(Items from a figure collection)
• • • • •

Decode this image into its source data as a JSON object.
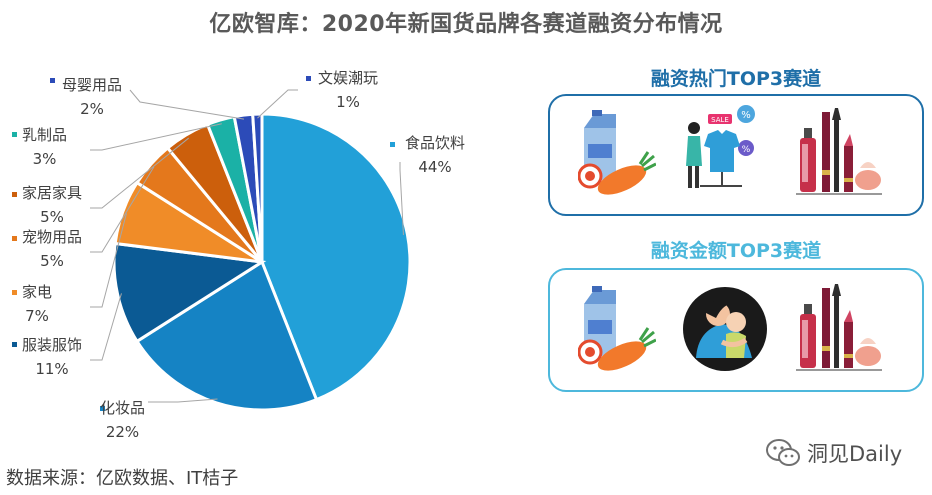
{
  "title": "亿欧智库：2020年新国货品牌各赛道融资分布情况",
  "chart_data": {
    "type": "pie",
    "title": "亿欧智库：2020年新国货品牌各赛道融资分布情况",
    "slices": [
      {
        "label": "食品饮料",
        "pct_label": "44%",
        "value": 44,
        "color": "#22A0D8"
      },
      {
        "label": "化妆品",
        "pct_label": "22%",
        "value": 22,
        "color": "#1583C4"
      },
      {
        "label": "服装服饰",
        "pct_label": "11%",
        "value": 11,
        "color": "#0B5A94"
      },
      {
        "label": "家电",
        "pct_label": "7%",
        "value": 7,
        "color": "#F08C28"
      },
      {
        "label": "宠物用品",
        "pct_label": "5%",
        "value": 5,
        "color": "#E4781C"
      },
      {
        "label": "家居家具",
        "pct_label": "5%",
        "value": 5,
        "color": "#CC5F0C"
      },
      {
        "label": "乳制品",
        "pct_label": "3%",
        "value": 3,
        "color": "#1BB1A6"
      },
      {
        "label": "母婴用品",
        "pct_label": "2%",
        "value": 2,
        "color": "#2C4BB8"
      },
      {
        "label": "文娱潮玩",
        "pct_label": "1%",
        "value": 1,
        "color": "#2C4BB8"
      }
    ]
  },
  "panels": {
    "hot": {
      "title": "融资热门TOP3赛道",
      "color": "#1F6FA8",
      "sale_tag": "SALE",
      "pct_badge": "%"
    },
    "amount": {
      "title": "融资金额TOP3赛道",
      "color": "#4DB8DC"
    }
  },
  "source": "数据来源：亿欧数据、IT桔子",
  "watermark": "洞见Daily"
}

• • • • •

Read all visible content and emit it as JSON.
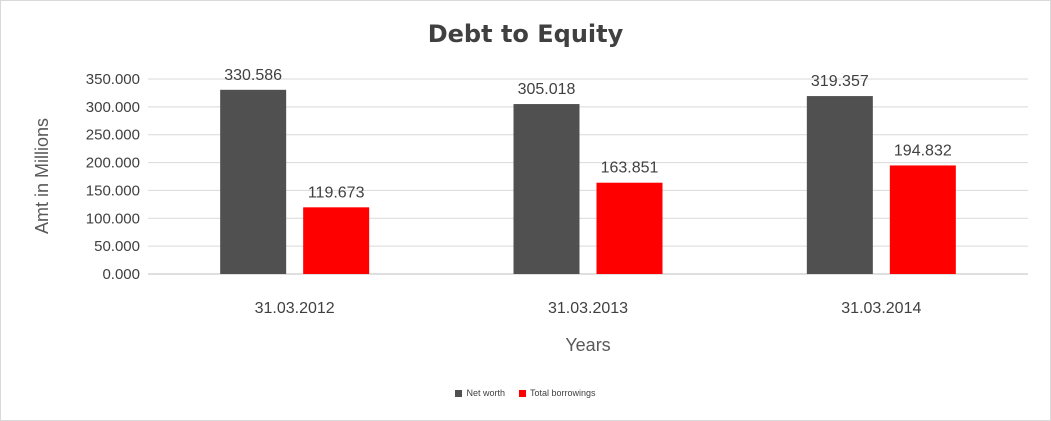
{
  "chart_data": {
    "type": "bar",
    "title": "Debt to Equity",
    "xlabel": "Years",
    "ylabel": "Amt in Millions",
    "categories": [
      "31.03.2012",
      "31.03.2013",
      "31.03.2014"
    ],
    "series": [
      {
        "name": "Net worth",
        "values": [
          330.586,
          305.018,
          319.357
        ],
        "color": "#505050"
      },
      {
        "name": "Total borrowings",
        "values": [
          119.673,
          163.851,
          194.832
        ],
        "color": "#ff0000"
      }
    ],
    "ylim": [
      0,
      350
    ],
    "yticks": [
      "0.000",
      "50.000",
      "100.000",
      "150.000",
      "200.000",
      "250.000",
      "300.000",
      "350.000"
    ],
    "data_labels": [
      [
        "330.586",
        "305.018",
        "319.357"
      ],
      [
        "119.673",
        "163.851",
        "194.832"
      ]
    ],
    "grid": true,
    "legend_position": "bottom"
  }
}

• • • • •

(To be done) Identify each line containing the string "JSON" and copy it out.

(Response to the task)
Decode this image into its source data as a JSON object.
Read all visible content and emit it as JSON.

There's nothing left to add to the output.